Records shown: Begin

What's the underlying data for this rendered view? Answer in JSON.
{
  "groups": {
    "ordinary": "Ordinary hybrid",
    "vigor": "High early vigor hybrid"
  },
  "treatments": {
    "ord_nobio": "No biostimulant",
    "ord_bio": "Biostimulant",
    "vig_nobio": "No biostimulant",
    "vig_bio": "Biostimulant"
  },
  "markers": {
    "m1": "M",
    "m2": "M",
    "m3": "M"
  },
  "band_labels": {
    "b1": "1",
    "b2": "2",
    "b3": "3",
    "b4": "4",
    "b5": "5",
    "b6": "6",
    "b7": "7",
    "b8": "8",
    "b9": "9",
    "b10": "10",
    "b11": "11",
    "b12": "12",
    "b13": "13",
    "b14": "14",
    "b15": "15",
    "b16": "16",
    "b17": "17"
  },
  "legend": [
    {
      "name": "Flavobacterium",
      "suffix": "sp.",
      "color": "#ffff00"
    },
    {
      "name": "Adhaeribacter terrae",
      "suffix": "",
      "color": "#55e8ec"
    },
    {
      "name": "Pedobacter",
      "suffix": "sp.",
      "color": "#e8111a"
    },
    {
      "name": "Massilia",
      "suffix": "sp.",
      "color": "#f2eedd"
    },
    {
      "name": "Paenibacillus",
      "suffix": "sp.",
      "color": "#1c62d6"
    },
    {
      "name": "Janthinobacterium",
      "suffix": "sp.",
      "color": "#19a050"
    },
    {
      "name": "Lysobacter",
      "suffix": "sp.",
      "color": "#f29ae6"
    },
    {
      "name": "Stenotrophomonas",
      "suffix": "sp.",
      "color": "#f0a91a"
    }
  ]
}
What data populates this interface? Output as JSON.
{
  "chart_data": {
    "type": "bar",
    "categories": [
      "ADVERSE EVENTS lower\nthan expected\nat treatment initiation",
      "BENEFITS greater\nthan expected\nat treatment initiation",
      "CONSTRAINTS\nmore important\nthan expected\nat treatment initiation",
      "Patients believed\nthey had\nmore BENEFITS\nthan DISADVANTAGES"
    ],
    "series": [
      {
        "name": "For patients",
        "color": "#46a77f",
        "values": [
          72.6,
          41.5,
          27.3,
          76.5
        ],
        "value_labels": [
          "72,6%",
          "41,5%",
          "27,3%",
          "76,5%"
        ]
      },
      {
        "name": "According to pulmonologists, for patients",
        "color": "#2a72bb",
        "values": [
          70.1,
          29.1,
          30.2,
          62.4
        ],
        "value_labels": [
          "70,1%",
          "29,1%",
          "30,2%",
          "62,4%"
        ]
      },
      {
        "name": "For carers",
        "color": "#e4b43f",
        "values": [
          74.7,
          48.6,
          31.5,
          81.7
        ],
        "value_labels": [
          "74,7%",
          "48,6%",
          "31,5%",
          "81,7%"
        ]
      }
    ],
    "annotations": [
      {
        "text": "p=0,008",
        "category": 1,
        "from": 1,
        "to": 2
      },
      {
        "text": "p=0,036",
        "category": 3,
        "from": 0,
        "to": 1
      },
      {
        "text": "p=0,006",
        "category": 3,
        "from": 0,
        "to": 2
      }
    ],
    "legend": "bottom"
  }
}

Records shown: End

Task directions → The records above are to be repeated exactly, in their entirety.

Written reply →
What's the underlying data for this rendered view? Answer in JSON.
{
  "groups": {
    "ordinary": "Ordinary hybrid",
    "vigor": "High early vigor hybrid"
  },
  "treatments": {
    "ord_nobio": "No biostimulant",
    "ord_bio": "Biostimulant",
    "vig_nobio": "No biostimulant",
    "vig_bio": "Biostimulant"
  },
  "markers": {
    "m1": "M",
    "m2": "M",
    "m3": "M"
  },
  "band_labels": {
    "b1": "1",
    "b2": "2",
    "b3": "3",
    "b4": "4",
    "b5": "5",
    "b6": "6",
    "b7": "7",
    "b8": "8",
    "b9": "9",
    "b10": "10",
    "b11": "11",
    "b12": "12",
    "b13": "13",
    "b14": "14",
    "b15": "15",
    "b16": "16",
    "b17": "17"
  },
  "legend": [
    {
      "name": "Flavobacterium",
      "suffix": "sp.",
      "color": "#ffff00"
    },
    {
      "name": "Adhaeribacter terrae",
      "suffix": "",
      "color": "#55e8ec"
    },
    {
      "name": "Pedobacter",
      "suffix": "sp.",
      "color": "#e8111a"
    },
    {
      "name": "Massilia",
      "suffix": "sp.",
      "color": "#f2eedd"
    },
    {
      "name": "Paenibacillus",
      "suffix": "sp.",
      "color": "#1c62d6"
    },
    {
      "name": "Janthinobacterium",
      "suffix": "sp.",
      "color": "#19a050"
    },
    {
      "name": "Lysobacter",
      "suffix": "sp.",
      "color": "#f29ae6"
    },
    {
      "name": "Stenotrophomonas",
      "suffix": "sp.",
      "color": "#f0a91a"
    }
  ]
}
What data populates this interface? Output as JSON.
{
  "chart_data": {
    "type": "bar",
    "categories": [
      "ADVERSE EVENTS lower\nthan expected\nat treatment initiation",
      "BENEFITS greater\nthan expected\nat treatment initiation",
      "CONSTRAINTS\nmore important\nthan expected\nat treatment initiation",
      "Patients believed\nthey had\nmore BENEFITS\nthan DISADVANTAGES"
    ],
    "series": [
      {
        "name": "For patients",
        "color": "#46a77f",
        "values": [
          72.6,
          41.5,
          27.3,
          76.5
        ],
        "value_labels": [
          "72,6%",
          "41,5%",
          "27,3%",
          "76,5%"
        ]
      },
      {
        "name": "According to pulmonologists, for patients",
        "color": "#2a72bb",
        "values": [
          70.1,
          29.1,
          30.2,
          62.4
        ],
        "value_labels": [
          "70,1%",
          "29,1%",
          "30,2%",
          "62,4%"
        ]
      },
      {
        "name": "For carers",
        "color": "#e4b43f",
        "values": [
          74.7,
          48.6,
          31.5,
          81.7
        ],
        "value_labels": [
          "74,7%",
          "48,6%",
          "31,5%",
          "81,7%"
        ]
      }
    ],
    "annotations": [
      {
        "text": "p=0,008",
        "category": 1,
        "from": 1,
        "to": 2
      },
      {
        "text": "p=0,036",
        "category": 3,
        "from": 0,
        "to": 1
      },
      {
        "text": "p=0,006",
        "category": 3,
        "from": 0,
        "to": 2
      }
    ],
    "legend": "bottom"
  }
}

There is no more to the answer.